GOAL: Your task is to repeat the listing exactly.
————
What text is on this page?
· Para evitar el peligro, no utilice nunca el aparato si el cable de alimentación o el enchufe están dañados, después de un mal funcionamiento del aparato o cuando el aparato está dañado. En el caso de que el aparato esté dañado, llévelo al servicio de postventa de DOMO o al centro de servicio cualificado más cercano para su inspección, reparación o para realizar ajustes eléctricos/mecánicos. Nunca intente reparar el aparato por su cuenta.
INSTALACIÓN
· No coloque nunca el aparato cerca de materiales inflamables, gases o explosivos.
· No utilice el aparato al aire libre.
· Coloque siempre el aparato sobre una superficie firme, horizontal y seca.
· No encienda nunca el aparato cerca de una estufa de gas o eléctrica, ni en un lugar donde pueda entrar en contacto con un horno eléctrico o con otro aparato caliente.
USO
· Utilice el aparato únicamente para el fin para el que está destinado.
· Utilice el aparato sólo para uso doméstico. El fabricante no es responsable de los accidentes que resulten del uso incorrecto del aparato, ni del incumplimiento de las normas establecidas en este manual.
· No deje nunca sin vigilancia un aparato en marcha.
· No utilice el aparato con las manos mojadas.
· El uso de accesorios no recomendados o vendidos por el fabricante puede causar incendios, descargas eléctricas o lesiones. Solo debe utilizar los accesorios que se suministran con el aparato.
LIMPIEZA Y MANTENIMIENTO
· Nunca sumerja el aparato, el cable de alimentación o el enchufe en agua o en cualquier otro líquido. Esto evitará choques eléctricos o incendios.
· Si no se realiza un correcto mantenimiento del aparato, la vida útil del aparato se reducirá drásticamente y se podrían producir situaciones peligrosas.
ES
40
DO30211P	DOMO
————
RESPONSE TO THIS EXERCISE:
What text is on this page?
· Para evitar el peligro, no utilice nunca el aparato si el cable de alimentación o el enchufe están dañados, después de un mal funcionamiento del aparato o cuando el aparato está dañado. En el caso de que el aparato esté dañado, llévelo al servicio de postventa de DOMO o al centro de servicio cualificado más cercano para su inspección, reparación o para realizar ajustes eléctricos/mecánicos. Nunca intente reparar el aparato por su cuenta.
INSTALACIÓN
· No coloque nunca el aparato cerca de materiales inflamables, gases o explosivos.
· No utilice el aparato al aire libre.
· Coloque siempre el aparato sobre una superficie firme, horizontal y seca.
· No encienda nunca el aparato cerca de una estufa de gas o eléctrica, ni en un lugar donde pueda entrar en contacto con un horno eléctrico o con otro aparato caliente.
USO
· Utilice el aparato únicamente para el fin para el que está destinado.
· Utilice el aparato sólo para uso doméstico. El fabricante no es responsable de los accidentes que resulten del uso incorrecto del aparato, ni del incumplimiento de las normas establecidas en este manual.
· No deje nunca sin vigilancia un aparato en marcha.
· No utilice el aparato con las manos mojadas.
· El uso de accesorios no recomendados o vendidos por el fabricante puede causar incendios, descargas eléctricas o lesiones. Solo debe utilizar los accesorios que se suministran con el aparato.
LIMPIEZA Y MANTENIMIENTO
· Nunca sumerja el aparato, el cable de alimentación o el enchufe en agua o en cualquier otro líquido. Esto evitará choques eléctricos o incendios.
· Si no se realiza un correcto mantenimiento del aparato, la vida útil del aparato se reducirá drásticamente y se podrían producir situaciones peligrosas.
ES
40
DO30211P	DOMO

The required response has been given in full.